| Exercise requirements |
Go through the entries below and collect each line with the string "policy" in it.

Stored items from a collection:
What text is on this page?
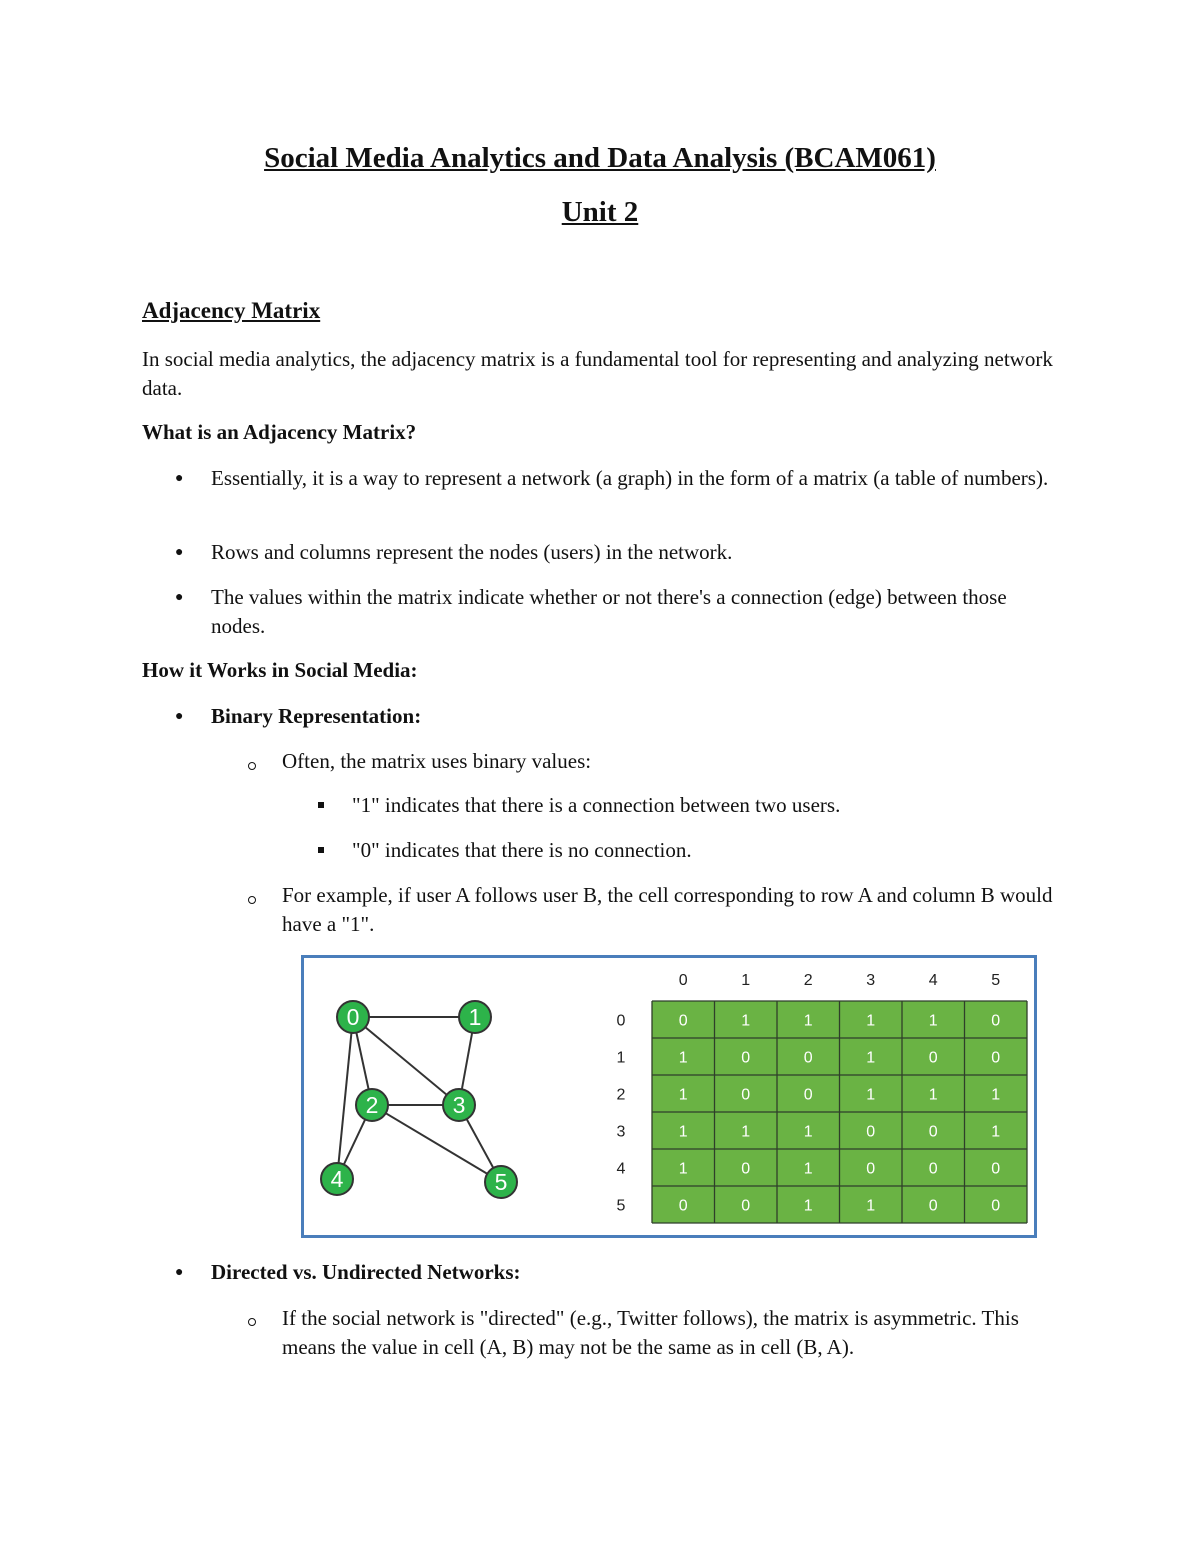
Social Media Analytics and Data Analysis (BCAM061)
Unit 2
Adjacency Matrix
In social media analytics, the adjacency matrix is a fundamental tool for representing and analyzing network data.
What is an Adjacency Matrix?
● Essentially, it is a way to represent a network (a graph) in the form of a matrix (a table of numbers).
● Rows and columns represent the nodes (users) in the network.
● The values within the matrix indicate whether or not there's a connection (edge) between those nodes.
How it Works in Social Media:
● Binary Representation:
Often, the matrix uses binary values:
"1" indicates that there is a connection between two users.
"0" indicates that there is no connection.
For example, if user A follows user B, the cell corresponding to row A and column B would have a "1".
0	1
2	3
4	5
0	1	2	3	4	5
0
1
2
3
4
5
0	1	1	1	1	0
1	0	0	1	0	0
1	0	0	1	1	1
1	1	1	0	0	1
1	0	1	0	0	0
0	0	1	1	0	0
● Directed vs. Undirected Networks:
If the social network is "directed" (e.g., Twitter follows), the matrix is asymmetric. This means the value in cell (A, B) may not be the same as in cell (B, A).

* * *

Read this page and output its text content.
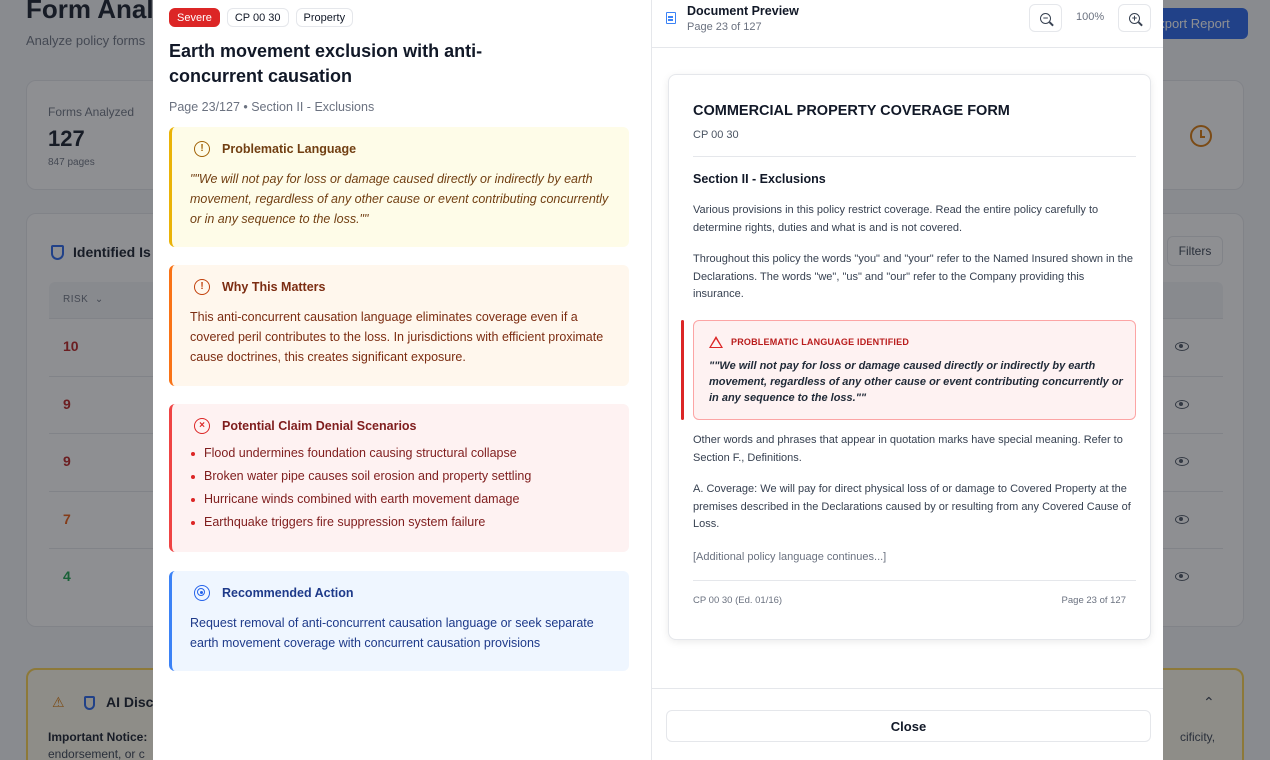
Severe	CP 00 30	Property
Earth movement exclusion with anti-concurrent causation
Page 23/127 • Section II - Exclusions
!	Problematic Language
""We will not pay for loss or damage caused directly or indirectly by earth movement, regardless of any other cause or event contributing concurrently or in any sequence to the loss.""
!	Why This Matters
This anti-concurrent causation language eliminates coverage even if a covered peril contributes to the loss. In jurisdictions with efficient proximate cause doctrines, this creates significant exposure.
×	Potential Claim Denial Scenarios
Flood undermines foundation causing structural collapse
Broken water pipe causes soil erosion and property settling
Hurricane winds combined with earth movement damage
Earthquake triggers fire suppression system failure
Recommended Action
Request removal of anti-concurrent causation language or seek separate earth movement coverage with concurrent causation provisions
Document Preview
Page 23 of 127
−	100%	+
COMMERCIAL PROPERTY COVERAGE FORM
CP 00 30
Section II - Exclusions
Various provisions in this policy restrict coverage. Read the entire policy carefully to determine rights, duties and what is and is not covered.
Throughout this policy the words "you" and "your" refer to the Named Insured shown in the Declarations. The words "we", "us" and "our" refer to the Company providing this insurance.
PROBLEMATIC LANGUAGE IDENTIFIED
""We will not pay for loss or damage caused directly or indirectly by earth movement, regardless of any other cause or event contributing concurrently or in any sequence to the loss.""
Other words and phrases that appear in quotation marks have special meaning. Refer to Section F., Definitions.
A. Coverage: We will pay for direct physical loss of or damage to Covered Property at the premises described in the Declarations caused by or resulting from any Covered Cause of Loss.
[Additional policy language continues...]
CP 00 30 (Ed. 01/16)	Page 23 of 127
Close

---

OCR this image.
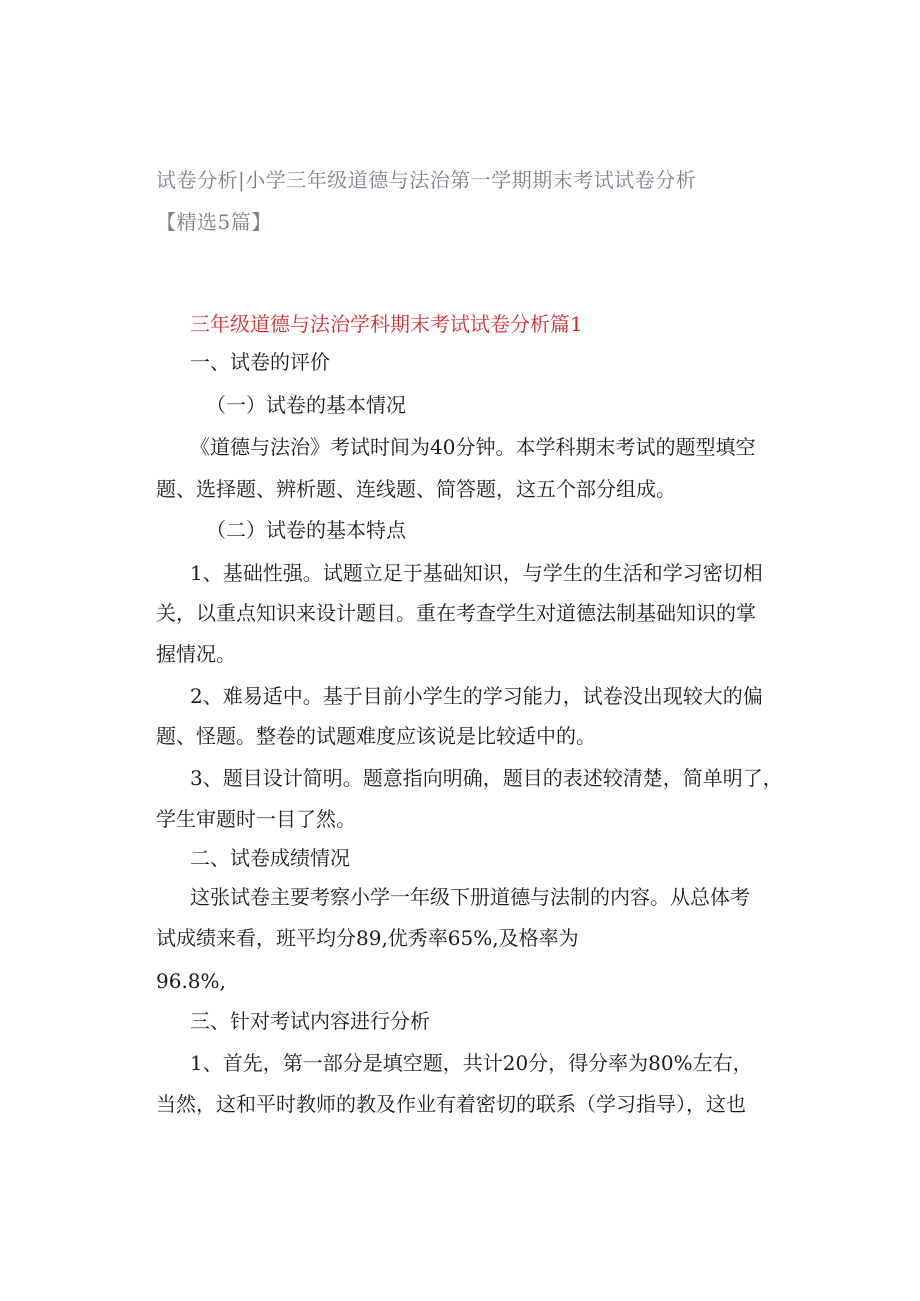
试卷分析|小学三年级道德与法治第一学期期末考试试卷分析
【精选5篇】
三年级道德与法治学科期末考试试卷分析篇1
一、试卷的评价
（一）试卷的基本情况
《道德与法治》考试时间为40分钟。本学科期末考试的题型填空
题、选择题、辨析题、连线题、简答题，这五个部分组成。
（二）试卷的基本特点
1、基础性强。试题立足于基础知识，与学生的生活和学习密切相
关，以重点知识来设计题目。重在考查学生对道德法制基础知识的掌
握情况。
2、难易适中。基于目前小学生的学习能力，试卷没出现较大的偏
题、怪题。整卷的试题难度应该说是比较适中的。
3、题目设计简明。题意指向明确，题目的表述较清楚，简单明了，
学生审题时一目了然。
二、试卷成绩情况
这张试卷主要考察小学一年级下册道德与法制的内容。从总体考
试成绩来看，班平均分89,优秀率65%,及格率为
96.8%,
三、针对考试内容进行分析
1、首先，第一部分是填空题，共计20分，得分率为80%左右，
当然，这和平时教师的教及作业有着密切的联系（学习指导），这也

| Final answer |
Various provisions in this policy restrict coverage. Read the entire policy carefully to determine rights, duties and what is and is not covered.
Throughout this policy the words "you" and "your" refer to the Named Insured shown in the Declarations. The words "we", "us" and "our" refer to the Company providing this insurance.
[Additional policy language continues...]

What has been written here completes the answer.